_Problem_
Print all the data, keeping every line exactly as it is.

_Data lines_
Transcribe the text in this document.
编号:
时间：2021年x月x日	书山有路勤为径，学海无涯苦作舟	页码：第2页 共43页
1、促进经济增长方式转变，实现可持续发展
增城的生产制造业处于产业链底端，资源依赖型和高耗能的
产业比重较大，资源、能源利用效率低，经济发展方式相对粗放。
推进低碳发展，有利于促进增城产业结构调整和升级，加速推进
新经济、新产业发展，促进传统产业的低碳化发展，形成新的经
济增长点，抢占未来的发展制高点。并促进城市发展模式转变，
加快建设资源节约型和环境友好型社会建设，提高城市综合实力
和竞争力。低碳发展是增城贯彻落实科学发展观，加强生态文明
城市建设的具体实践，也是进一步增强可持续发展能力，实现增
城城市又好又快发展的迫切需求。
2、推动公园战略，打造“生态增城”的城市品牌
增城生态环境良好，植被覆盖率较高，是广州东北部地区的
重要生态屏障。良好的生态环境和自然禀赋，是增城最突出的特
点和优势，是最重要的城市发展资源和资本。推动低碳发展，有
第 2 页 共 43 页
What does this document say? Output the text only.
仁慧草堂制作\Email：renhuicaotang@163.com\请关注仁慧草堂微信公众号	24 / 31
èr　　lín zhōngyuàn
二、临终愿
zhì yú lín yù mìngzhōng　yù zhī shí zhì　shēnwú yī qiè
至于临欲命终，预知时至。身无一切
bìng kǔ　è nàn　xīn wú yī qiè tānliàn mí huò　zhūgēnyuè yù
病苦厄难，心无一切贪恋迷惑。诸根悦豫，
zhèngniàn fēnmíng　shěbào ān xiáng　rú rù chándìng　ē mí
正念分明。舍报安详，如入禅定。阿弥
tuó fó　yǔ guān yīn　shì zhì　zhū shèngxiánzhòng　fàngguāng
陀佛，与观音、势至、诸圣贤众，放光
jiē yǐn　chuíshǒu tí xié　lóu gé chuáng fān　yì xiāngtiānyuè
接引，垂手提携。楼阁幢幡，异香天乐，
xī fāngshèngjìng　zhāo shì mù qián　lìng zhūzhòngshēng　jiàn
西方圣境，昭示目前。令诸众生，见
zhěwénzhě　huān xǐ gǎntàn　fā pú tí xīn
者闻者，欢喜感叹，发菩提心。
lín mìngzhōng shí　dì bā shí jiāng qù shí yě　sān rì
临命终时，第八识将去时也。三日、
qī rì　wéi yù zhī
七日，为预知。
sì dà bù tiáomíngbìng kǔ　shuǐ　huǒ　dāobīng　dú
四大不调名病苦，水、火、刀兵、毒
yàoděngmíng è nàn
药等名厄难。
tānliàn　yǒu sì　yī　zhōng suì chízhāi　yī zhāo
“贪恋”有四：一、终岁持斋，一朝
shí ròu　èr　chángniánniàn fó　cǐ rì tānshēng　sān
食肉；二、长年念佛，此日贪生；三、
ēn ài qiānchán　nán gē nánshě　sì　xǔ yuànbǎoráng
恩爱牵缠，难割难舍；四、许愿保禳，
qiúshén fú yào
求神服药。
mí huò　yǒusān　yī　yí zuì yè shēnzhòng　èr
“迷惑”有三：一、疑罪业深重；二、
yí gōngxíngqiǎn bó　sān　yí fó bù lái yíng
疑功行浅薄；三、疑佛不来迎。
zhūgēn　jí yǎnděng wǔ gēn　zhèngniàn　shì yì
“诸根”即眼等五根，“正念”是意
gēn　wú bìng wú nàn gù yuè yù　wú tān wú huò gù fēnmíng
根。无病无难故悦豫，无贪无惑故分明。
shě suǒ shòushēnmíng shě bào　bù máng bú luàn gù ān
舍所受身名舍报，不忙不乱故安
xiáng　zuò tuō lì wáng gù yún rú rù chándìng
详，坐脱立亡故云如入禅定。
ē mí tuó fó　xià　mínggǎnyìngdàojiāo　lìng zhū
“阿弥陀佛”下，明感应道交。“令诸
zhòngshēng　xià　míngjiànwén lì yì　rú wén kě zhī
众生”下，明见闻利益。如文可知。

_Exercise result_
Transcribe the text in this document.
编号:
时间：2021年x月x日	书山有路勤为径，学海无涯苦作舟	页码：第2页 共43页
1、促进经济增长方式转变，实现可持续发展
增城的生产制造业处于产业链底端，资源依赖型和高耗能的
产业比重较大，资源、能源利用效率低，经济发展方式相对粗放。
推进低碳发展，有利于促进增城产业结构调整和升级，加速推进
新经济、新产业发展，促进传统产业的低碳化发展，形成新的经
济增长点，抢占未来的发展制高点。并促进城市发展模式转变，
加快建设资源节约型和环境友好型社会建设，提高城市综合实力
和竞争力。低碳发展是增城贯彻落实科学发展观，加强生态文明
城市建设的具体实践，也是进一步增强可持续发展能力，实现增
城城市又好又快发展的迫切需求。
2、推动公园战略，打造“生态增城”的城市品牌
增城生态环境良好，植被覆盖率较高，是广州东北部地区的
重要生态屏障。良好的生态环境和自然禀赋，是增城最突出的特
点和优势，是最重要的城市发展资源和资本。推动低碳发展，有
第 2 页 共 43 页
What does this document say? Output the text only.
仁慧草堂制作\Email：renhuicaotang@163.com\请关注仁慧草堂微信公众号	24 / 31
èr　　lín zhōngyuàn
二、临终愿
zhì yú lín yù mìngzhōng　yù zhī shí zhì　shēnwú yī qiè
至于临欲命终，预知时至。身无一切
bìng kǔ　è nàn　xīn wú yī qiè tānliàn mí huò　zhūgēnyuè yù
病苦厄难，心无一切贪恋迷惑。诸根悦豫，
zhèngniàn fēnmíng　shěbào ān xiáng　rú rù chándìng　ē mí
正念分明。舍报安详，如入禅定。阿弥
tuó fó　yǔ guān yīn　shì zhì　zhū shèngxiánzhòng　fàngguāng
陀佛，与观音、势至、诸圣贤众，放光
jiē yǐn　chuíshǒu tí xié　lóu gé chuáng fān　yì xiāngtiānyuè
接引，垂手提携。楼阁幢幡，异香天乐，
xī fāngshèngjìng　zhāo shì mù qián　lìng zhūzhòngshēng　jiàn
西方圣境，昭示目前。令诸众生，见
zhěwénzhě　huān xǐ gǎntàn　fā pú tí xīn
者闻者，欢喜感叹，发菩提心。
lín mìngzhōng shí　dì bā shí jiāng qù shí yě　sān rì
临命终时，第八识将去时也。三日、
qī rì　wéi yù zhī
七日，为预知。
sì dà bù tiáomíngbìng kǔ　shuǐ　huǒ　dāobīng　dú
四大不调名病苦，水、火、刀兵、毒
yàoděngmíng è nàn
药等名厄难。
tānliàn　yǒu sì　yī　zhōng suì chízhāi　yī zhāo
“贪恋”有四：一、终岁持斋，一朝
shí ròu　èr　chángniánniàn fó　cǐ rì tānshēng　sān
食肉；二、长年念佛，此日贪生；三、
ēn ài qiānchán　nán gē nánshě　sì　xǔ yuànbǎoráng
恩爱牵缠，难割难舍；四、许愿保禳，
qiúshén fú yào
求神服药。
mí huò　yǒusān　yī　yí zuì yè shēnzhòng　èr
“迷惑”有三：一、疑罪业深重；二、
yí gōngxíngqiǎn bó　sān　yí fó bù lái yíng
疑功行浅薄；三、疑佛不来迎。
zhūgēn　jí yǎnděng wǔ gēn　zhèngniàn　shì yì
“诸根”即眼等五根，“正念”是意
gēn　wú bìng wú nàn gù yuè yù　wú tān wú huò gù fēnmíng
根。无病无难故悦豫，无贪无惑故分明。
shě suǒ shòushēnmíng shě bào　bù máng bú luàn gù ān
舍所受身名舍报，不忙不乱故安
xiáng　zuò tuō lì wáng gù yún rú rù chándìng
详，坐脱立亡故云如入禅定。
ē mí tuó fó　xià　mínggǎnyìngdàojiāo　lìng zhū
“阿弥陀佛”下，明感应道交。“令诸
zhòngshēng　xià　míngjiànwén lì yì　rú wén kě zhī
众生”下，明见闻利益。如文可知。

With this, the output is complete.